DIRECTIVE: Find each line with the word "งานออกแบบ" and copy it.

-- Begin DATASET EXCERPTS --

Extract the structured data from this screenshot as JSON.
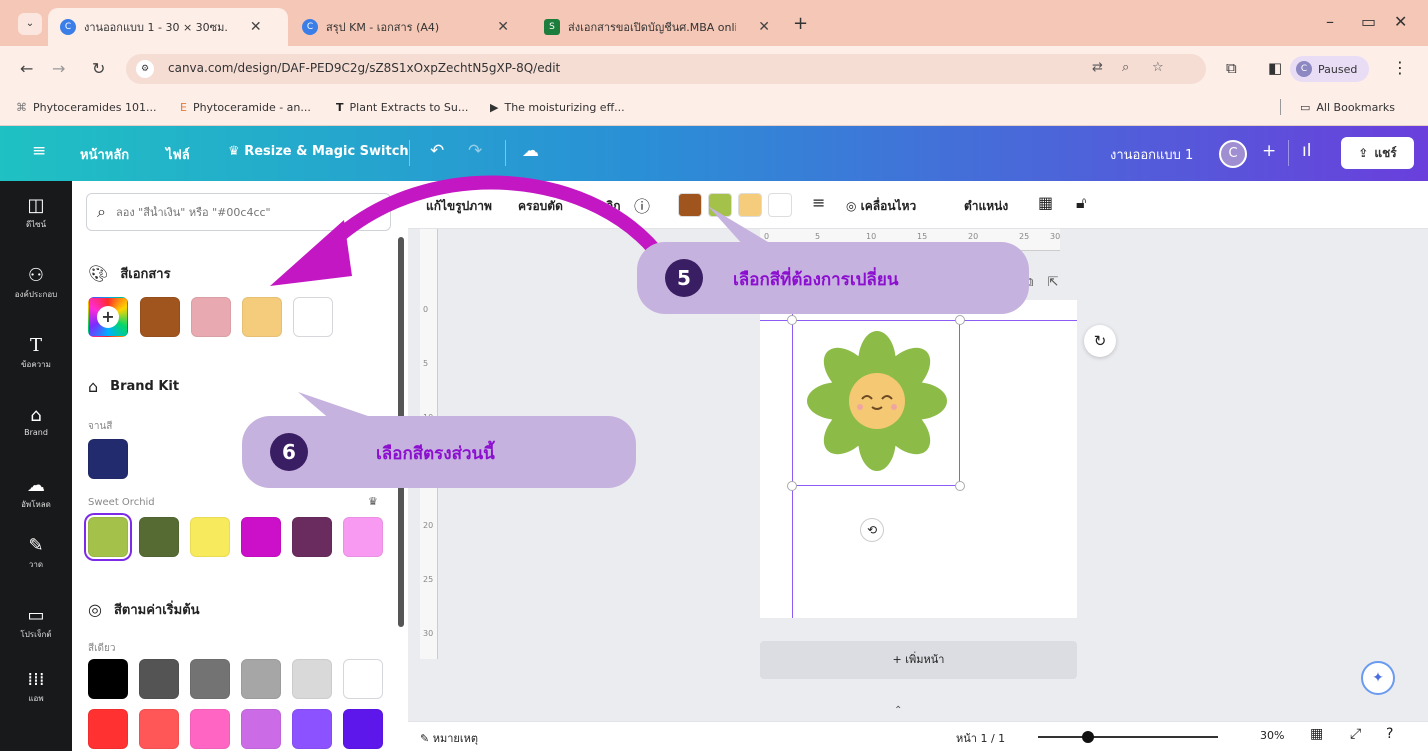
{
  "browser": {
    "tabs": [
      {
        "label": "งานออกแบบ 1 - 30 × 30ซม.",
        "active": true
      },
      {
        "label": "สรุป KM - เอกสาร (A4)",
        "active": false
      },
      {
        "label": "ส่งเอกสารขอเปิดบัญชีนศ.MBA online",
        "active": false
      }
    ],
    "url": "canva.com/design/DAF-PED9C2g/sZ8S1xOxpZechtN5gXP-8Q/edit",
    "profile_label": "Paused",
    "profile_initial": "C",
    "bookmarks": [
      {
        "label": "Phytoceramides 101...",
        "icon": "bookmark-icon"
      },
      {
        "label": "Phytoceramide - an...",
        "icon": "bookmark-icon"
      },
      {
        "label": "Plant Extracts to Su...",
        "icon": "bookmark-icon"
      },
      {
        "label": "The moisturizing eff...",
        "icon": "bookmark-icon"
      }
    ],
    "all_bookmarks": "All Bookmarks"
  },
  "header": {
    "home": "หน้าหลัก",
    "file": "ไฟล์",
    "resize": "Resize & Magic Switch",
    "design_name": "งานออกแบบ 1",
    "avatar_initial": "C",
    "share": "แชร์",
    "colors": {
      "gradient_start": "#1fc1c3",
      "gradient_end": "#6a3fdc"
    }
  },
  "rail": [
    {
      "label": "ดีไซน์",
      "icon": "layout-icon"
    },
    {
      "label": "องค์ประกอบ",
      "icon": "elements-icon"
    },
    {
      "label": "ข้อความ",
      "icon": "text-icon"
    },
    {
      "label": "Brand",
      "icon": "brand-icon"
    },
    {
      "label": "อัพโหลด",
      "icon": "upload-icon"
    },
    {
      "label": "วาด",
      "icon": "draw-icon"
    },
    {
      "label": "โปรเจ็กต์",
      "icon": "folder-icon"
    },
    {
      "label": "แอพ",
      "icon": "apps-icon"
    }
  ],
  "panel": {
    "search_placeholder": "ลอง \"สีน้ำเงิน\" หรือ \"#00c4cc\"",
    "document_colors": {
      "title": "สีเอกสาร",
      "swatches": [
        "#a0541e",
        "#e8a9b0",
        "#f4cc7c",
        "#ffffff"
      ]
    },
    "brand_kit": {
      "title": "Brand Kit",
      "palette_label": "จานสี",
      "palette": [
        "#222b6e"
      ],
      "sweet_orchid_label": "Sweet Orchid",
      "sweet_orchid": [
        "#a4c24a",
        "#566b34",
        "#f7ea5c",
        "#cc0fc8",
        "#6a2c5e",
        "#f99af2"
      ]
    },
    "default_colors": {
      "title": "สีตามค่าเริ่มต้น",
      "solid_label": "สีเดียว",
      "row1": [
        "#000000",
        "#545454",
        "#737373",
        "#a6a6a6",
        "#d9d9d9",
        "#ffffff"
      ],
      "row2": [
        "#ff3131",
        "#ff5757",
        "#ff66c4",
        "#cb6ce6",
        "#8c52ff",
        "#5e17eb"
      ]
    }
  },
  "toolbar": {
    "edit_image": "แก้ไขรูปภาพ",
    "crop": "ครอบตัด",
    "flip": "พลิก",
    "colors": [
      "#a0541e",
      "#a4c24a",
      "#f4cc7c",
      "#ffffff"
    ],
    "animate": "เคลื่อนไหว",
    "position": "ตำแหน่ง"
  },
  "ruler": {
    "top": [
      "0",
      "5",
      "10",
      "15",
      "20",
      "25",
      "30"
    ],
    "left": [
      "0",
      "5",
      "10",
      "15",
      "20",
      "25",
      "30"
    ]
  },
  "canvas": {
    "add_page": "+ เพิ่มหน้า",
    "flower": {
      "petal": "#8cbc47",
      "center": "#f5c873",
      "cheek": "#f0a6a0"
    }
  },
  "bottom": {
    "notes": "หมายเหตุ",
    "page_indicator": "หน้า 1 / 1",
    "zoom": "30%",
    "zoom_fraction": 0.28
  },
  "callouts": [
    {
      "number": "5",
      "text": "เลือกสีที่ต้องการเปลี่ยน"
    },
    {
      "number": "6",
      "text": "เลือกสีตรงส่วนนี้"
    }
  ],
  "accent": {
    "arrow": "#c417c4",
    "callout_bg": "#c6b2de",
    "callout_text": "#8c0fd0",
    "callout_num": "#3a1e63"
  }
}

-- End DATASET EXCERPTS --
-- Begin DATASET EXCERPTS --

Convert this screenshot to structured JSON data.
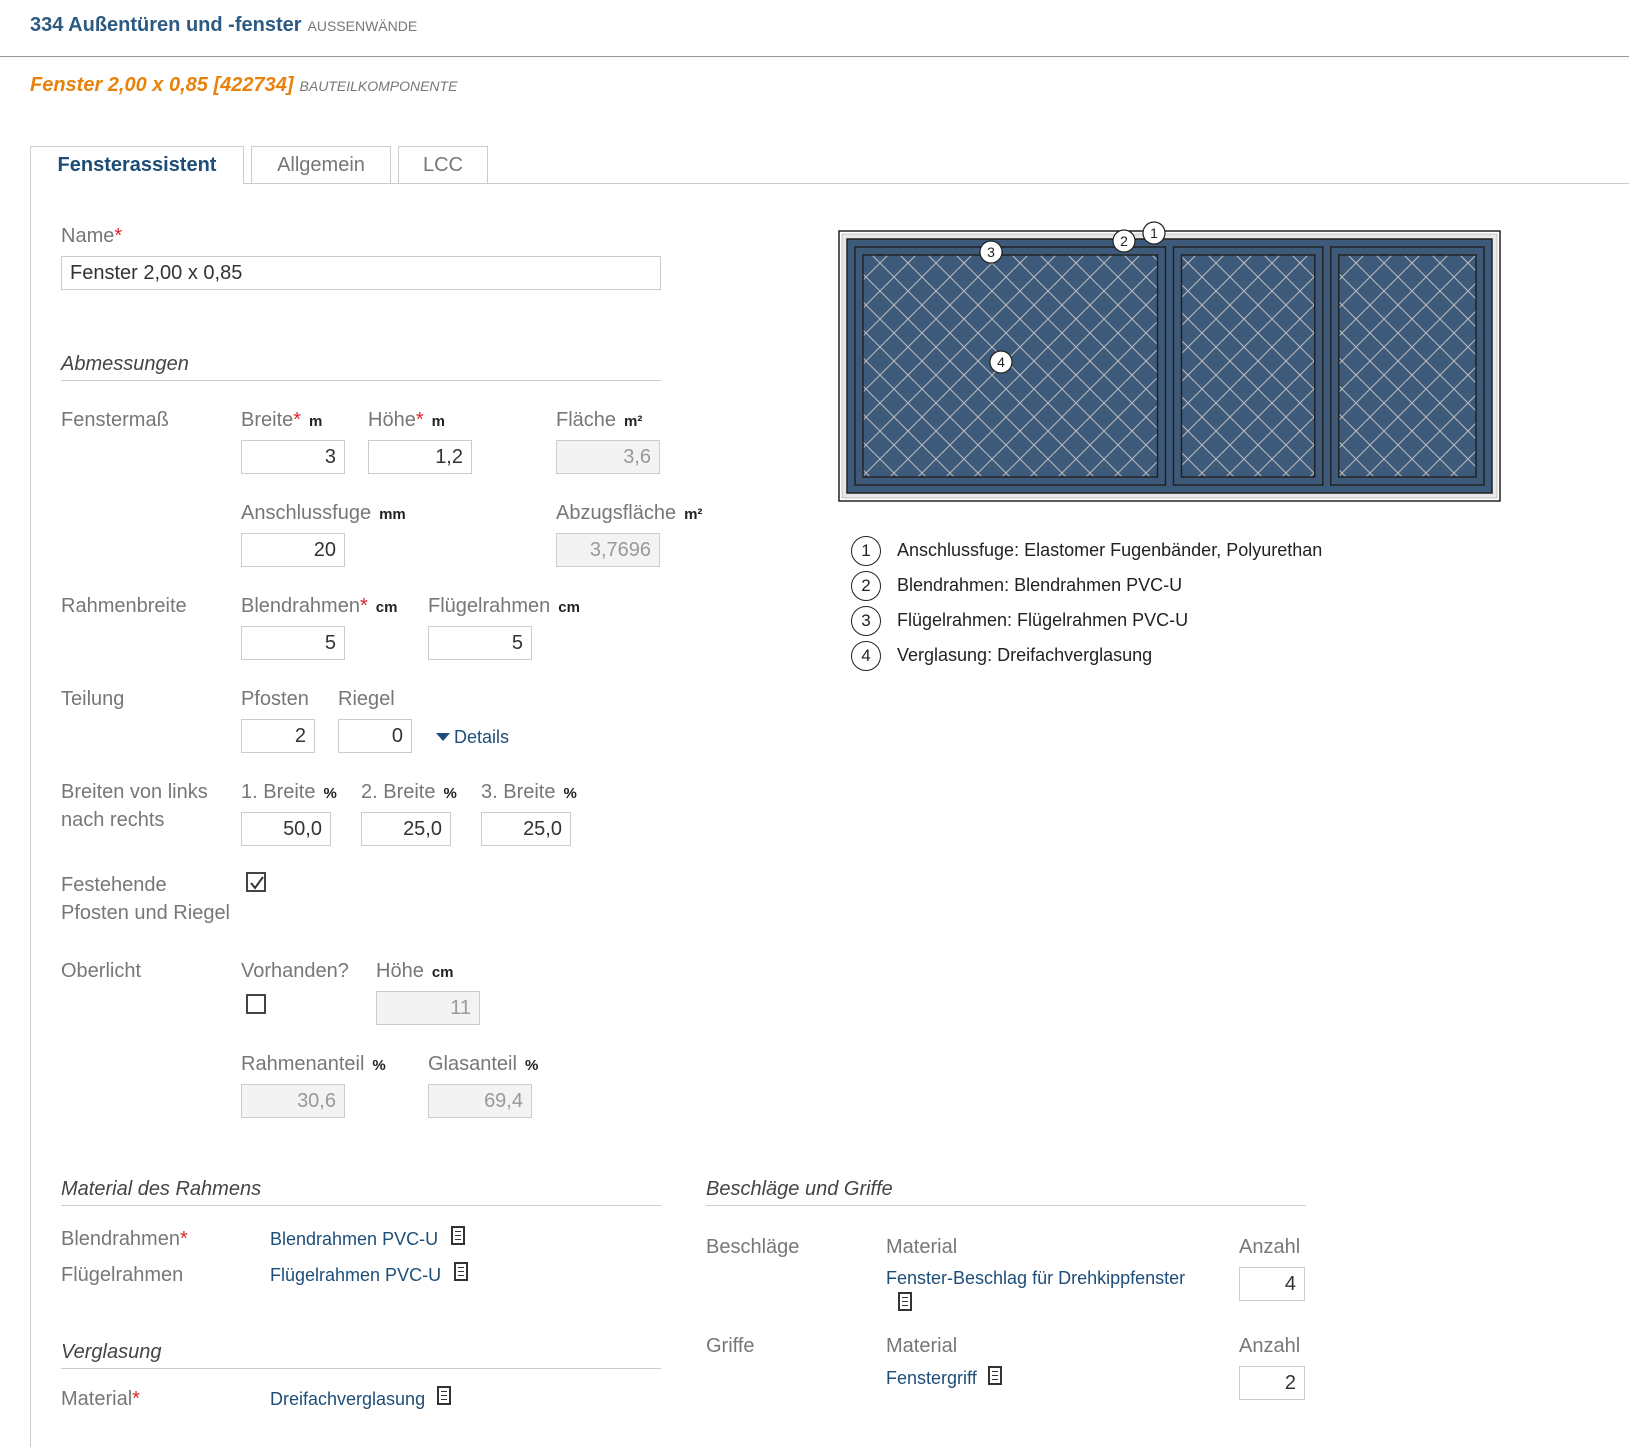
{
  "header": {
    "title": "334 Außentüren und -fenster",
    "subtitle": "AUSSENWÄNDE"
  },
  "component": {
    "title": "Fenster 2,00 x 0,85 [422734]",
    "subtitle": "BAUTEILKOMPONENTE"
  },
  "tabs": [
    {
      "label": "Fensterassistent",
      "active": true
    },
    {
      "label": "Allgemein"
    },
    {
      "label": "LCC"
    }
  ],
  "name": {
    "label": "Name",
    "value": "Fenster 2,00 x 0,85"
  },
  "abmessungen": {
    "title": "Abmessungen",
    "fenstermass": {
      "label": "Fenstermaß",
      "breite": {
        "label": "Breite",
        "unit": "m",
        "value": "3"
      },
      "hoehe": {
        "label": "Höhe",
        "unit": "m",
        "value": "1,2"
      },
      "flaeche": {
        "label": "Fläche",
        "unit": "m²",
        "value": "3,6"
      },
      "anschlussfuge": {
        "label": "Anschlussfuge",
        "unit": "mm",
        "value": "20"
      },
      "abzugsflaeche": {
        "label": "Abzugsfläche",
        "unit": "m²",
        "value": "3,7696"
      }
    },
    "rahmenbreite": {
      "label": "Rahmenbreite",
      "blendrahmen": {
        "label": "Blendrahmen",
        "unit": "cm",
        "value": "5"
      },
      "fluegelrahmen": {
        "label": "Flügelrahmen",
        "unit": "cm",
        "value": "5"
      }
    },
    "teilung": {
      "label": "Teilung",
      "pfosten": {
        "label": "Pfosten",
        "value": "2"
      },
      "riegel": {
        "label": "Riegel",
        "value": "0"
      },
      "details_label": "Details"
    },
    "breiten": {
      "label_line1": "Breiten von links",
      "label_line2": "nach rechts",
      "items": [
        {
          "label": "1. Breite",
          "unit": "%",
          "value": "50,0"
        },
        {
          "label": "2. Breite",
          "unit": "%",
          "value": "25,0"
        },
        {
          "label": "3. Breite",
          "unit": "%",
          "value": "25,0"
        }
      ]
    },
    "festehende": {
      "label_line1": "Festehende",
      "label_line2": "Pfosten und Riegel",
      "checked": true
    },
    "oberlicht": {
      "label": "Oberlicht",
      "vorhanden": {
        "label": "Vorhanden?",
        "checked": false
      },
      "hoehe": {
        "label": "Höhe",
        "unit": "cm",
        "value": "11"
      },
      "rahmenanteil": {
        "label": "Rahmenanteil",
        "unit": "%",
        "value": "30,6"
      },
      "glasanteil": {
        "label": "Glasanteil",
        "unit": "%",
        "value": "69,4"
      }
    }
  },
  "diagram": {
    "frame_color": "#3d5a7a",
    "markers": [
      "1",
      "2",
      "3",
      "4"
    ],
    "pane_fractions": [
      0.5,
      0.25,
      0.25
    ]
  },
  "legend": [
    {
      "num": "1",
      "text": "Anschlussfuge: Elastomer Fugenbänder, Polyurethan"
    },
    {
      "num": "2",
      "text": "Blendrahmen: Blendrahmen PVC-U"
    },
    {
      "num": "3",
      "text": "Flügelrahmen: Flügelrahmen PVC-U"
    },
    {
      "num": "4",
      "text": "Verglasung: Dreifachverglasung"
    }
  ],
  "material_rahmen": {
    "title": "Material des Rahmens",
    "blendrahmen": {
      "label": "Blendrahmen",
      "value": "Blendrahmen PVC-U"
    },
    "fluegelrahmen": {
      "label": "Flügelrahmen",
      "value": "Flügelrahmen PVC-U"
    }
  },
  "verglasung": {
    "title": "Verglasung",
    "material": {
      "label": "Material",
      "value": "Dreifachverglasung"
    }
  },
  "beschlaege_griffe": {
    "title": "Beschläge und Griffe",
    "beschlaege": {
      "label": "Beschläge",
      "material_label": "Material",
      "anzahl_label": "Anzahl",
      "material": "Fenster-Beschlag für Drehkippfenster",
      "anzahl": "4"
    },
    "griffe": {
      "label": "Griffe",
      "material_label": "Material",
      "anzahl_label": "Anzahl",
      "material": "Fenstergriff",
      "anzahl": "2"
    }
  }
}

-- End DATASET EXCERPTS --

EXERCISE ANSWER:
        "label": "งานออกแบบ 1 - 30 × 30ซม.",
    "design_name": "งานออกแบบ 1",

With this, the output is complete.